Problem requirements:
When a line in the records contains the string "including", copy that line.

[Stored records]

>>>>

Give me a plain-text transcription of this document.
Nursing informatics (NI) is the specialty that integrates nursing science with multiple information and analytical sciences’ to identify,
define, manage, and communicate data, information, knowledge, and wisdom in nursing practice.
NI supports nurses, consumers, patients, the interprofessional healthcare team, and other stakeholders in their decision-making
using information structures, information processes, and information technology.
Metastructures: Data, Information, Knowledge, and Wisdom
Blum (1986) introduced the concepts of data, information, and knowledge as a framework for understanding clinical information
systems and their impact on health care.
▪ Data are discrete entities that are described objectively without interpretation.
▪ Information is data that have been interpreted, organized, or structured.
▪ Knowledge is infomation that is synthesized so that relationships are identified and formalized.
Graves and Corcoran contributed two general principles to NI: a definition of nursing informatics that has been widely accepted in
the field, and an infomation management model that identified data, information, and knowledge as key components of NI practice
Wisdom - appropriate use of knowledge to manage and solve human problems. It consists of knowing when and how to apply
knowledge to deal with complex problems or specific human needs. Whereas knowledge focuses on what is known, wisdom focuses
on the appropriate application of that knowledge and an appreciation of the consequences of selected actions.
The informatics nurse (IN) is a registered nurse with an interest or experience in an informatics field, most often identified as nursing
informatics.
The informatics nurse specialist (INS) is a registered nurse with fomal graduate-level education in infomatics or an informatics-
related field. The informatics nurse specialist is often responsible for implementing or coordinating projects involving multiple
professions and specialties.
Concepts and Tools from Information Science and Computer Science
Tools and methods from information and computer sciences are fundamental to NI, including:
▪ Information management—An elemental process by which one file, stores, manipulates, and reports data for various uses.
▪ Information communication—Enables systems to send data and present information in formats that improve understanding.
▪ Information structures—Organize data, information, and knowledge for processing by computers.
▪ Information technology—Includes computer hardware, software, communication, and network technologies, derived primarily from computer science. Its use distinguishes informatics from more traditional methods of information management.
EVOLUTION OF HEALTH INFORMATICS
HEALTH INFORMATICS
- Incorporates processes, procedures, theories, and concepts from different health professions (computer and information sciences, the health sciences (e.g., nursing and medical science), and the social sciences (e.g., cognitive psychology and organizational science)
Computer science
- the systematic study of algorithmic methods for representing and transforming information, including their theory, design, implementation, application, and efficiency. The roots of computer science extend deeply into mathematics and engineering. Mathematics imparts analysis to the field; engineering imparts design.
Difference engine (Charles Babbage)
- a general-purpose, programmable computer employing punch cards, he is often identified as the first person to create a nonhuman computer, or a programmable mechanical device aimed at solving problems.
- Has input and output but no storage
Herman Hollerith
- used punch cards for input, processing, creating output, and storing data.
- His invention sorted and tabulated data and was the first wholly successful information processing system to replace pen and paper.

<<<<
>>>>

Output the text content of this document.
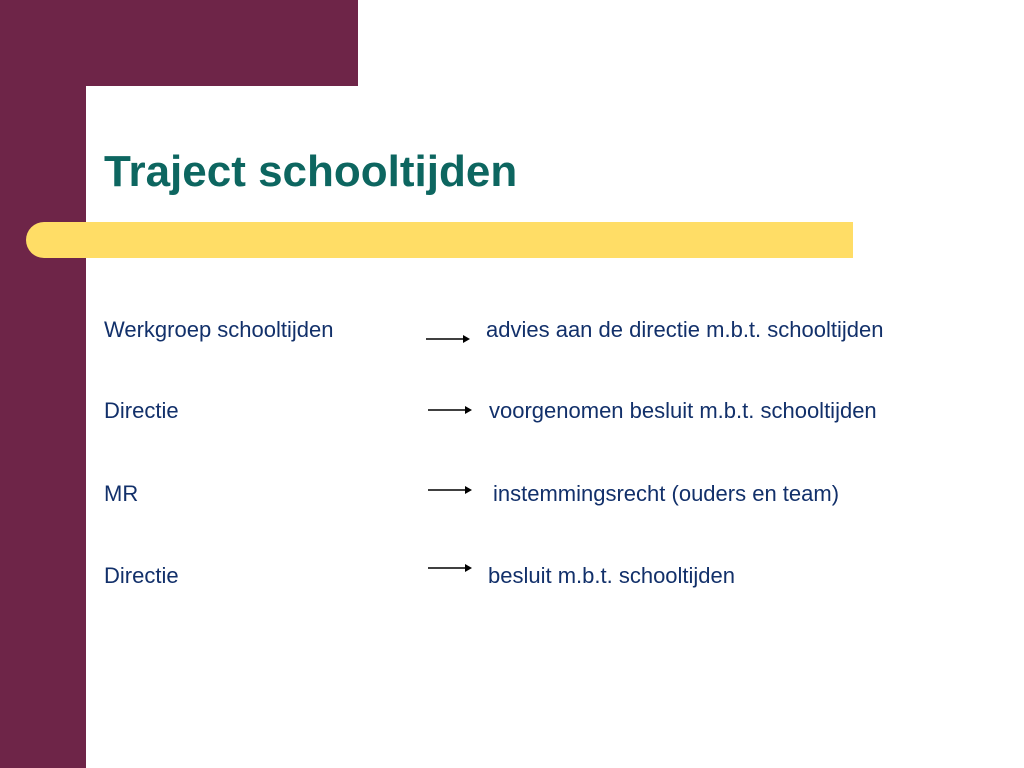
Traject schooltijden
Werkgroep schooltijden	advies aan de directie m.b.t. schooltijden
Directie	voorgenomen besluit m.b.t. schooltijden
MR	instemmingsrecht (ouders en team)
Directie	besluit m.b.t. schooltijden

<<<<

Solution for this problem:
Tools and methods from information and computer sciences are fundamental to NI, including:
- the systematic study of algorithmic methods for representing and transforming information, including their theory, design, implementation, application, and efficiency. The roots of computer science extend deeply into mathematics and engineering. Mathematics imparts analysis to the field; engineering imparts design.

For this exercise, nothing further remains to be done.